# Brano dell'esercizio:
23 ottobre 2018
Aggiornato 16:30

Convegno "Cure all'estero?", per un sistema di sanità transfrontaliera

"Per la creazione di un sistema di cure sanitarie transfrontaliere a costi sostenibili e qualità eccellente, capace di ottimizzare i presidi esistenti", spiega Marcello Fracanzani, docente all'Università di Udine e giudice in Cassazione.
Assessore Pierpaolo Roberti al convegno internazionale diritto amministrativo per sanità transfrontaliera
Assessore Pierpaolo Roberti al convegno internazionale diritto amministrativo per sanità transfrontaliera (Regione Friuli-Venezia Giulia)

TRIESTE - «Sono convinto che sia utilissimo condividere in futuro, con i soggetti di riferimento nel campo del diritto e della giustizia amministrativa la trattazione di temi che corrispondono alle esigenze della Regione».

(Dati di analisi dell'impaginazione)

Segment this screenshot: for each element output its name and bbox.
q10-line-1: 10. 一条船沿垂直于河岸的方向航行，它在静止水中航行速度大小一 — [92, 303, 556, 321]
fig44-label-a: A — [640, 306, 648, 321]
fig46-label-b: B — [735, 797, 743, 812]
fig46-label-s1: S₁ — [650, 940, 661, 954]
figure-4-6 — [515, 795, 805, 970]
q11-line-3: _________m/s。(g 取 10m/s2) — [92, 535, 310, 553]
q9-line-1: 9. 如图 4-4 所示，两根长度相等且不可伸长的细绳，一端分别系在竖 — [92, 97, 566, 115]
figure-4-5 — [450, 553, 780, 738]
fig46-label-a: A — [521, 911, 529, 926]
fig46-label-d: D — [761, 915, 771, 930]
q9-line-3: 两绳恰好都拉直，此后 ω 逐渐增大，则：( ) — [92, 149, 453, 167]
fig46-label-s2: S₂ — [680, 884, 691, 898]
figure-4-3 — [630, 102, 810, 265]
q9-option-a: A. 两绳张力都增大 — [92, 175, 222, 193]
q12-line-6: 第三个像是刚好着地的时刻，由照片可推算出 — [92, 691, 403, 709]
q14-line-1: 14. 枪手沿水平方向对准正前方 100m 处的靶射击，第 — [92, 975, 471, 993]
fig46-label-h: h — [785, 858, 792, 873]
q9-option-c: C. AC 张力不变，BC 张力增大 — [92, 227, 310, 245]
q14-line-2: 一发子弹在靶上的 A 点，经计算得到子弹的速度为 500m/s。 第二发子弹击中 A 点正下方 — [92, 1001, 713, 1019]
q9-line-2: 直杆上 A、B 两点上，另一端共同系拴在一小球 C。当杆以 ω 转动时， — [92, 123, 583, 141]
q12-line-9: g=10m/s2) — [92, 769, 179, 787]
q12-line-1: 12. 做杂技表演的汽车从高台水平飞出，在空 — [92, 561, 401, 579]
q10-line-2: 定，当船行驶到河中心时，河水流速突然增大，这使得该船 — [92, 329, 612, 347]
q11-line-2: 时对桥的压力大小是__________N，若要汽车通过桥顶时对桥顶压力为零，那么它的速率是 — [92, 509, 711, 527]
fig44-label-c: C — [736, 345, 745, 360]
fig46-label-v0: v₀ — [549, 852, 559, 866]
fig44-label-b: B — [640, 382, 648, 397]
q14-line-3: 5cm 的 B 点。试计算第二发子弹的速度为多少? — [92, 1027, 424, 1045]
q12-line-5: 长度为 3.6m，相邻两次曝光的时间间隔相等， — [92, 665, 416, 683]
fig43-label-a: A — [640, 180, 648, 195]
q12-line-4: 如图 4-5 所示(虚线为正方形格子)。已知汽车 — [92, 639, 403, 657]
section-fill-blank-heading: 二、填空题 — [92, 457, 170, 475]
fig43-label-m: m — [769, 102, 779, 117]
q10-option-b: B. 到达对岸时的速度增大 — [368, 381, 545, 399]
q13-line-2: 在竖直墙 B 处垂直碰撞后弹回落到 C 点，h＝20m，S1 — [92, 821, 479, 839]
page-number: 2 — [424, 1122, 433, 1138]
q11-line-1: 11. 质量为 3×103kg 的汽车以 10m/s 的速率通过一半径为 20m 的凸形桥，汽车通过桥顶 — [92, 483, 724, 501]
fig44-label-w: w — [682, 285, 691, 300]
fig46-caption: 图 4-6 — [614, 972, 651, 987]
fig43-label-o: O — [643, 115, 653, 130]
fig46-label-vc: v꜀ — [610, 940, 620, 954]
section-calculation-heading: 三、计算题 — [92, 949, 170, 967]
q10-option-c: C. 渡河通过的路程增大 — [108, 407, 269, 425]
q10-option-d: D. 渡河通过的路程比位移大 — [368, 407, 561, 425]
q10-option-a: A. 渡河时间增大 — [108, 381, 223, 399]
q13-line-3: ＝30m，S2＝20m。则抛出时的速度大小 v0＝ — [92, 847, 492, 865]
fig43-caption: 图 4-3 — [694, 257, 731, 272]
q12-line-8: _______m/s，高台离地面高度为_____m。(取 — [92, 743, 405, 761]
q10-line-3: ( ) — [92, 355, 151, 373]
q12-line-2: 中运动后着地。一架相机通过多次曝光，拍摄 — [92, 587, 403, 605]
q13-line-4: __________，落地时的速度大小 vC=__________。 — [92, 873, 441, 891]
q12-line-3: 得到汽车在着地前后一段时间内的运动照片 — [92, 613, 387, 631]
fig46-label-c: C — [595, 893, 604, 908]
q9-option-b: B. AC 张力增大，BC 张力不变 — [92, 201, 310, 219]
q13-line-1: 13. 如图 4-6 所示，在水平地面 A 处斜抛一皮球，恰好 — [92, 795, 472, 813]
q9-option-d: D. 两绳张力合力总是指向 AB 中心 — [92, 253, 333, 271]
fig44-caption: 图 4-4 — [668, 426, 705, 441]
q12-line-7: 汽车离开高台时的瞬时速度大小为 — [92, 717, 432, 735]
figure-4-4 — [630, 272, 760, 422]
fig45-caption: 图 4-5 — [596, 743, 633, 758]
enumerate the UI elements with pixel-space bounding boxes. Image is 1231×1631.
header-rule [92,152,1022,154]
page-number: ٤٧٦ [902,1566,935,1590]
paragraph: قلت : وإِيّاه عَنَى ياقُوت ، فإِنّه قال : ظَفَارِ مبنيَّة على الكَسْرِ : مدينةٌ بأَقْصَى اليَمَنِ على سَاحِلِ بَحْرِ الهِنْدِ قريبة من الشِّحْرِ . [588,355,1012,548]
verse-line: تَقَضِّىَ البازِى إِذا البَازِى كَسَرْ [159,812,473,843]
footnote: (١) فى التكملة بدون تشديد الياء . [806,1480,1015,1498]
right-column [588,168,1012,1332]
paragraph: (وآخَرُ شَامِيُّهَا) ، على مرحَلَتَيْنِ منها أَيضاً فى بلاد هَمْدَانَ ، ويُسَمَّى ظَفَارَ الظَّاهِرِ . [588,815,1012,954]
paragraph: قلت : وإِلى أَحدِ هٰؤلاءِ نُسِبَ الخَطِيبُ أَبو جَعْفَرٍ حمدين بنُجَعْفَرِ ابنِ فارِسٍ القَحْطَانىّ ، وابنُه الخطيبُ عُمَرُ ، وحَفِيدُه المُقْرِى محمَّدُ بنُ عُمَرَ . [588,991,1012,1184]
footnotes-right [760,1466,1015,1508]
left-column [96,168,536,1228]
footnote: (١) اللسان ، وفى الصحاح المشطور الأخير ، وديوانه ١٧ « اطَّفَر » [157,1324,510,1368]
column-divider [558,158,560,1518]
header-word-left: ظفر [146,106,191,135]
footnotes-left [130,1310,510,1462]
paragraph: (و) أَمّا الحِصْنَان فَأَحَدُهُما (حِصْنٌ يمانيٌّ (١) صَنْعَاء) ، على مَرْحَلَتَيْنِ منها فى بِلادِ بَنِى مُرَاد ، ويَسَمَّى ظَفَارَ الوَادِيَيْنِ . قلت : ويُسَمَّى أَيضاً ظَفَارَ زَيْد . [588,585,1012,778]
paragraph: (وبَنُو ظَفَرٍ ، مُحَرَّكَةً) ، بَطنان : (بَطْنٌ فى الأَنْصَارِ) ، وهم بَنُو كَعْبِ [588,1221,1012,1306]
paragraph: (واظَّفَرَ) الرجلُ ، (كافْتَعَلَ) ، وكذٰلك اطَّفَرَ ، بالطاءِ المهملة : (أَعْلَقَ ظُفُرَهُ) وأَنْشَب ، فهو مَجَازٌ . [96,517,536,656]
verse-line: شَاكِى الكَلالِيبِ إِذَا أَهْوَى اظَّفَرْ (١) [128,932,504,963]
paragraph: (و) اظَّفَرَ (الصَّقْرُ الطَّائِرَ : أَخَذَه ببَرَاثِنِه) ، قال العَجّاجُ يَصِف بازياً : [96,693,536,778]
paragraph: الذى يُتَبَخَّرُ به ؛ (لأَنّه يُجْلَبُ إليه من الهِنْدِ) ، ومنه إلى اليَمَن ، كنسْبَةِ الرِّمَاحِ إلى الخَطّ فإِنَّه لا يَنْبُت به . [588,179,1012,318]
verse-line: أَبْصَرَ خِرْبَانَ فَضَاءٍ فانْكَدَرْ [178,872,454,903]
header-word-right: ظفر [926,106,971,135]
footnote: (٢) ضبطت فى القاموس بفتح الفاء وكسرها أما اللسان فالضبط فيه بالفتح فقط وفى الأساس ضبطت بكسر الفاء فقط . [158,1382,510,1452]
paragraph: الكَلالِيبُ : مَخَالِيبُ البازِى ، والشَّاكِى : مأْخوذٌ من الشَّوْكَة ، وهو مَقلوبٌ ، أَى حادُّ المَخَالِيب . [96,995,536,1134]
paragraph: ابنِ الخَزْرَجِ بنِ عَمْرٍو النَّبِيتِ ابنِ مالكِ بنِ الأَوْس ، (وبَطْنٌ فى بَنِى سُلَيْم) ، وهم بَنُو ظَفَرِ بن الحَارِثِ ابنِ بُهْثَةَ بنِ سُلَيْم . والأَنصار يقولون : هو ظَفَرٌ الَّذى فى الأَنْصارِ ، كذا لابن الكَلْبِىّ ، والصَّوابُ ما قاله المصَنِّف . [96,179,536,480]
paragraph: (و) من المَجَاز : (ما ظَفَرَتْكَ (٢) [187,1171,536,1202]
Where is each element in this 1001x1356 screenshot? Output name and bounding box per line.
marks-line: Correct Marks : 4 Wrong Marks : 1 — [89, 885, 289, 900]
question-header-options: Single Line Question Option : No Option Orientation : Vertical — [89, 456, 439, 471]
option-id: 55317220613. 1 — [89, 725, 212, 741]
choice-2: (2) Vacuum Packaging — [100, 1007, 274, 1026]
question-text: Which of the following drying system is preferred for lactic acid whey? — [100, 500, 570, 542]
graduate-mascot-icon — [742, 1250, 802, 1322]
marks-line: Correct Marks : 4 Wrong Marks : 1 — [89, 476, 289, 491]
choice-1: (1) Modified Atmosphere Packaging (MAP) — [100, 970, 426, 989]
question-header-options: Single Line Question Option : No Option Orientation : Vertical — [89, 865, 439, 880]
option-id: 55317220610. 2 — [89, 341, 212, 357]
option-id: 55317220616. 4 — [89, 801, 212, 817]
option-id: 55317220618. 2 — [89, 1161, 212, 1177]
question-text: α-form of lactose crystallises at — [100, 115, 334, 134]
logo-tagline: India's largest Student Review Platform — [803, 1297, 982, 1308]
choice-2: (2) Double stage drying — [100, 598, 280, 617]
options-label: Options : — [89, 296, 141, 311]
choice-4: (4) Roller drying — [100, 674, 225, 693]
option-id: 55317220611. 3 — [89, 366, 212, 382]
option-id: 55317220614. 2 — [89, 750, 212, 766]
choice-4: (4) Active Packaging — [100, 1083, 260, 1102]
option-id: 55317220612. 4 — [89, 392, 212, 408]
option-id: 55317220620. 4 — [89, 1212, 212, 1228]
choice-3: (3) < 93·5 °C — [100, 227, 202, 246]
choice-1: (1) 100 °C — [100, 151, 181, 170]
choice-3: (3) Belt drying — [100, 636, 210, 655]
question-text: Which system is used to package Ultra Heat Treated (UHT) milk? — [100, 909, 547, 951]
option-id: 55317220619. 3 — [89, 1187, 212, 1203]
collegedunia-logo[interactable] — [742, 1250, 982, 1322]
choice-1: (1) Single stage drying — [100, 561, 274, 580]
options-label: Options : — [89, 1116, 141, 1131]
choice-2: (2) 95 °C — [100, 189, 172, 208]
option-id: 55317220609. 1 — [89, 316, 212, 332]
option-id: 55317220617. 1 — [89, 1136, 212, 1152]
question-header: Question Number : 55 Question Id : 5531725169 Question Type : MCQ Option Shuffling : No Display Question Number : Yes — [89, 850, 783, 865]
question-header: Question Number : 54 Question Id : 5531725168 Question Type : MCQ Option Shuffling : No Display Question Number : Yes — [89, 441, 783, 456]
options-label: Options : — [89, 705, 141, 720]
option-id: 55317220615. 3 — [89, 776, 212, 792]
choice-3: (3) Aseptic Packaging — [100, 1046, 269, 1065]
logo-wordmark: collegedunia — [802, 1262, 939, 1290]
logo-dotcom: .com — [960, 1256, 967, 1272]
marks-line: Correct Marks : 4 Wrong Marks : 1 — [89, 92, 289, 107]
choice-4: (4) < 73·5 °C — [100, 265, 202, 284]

# Informazioni sul compito:
Per favore, ricopia per intero e parola per parola il brano sul convegno dedicato alla sanità transfrontaliera.

# Risultato:
23 ottobre 2018
Aggiornato 16:30

Convegno "Cure all'estero?", per un sistema di sanità transfrontaliera

"Per la creazione di un sistema di cure sanitarie transfrontaliere a costi sostenibili e qualità eccellente, capace di ottimizzare i presidi esistenti", spiega Marcello Fracanzani, docente all'Università di Udine e giudice in Cassazione.
Assessore Pierpaolo Roberti al convegno internazionale diritto amministrativo per sanità transfrontaliera
Assessore Pierpaolo Roberti al convegno internazionale diritto amministrativo per sanità transfrontaliera (Regione Friuli-Venezia Giulia)

TRIESTE - «Sono convinto che sia utilissimo condividere in futuro, con i soggetti di riferimento nel campo del diritto e della giustizia amministrativa la trattazione di temi che corrispondono alle esigenze della Regione».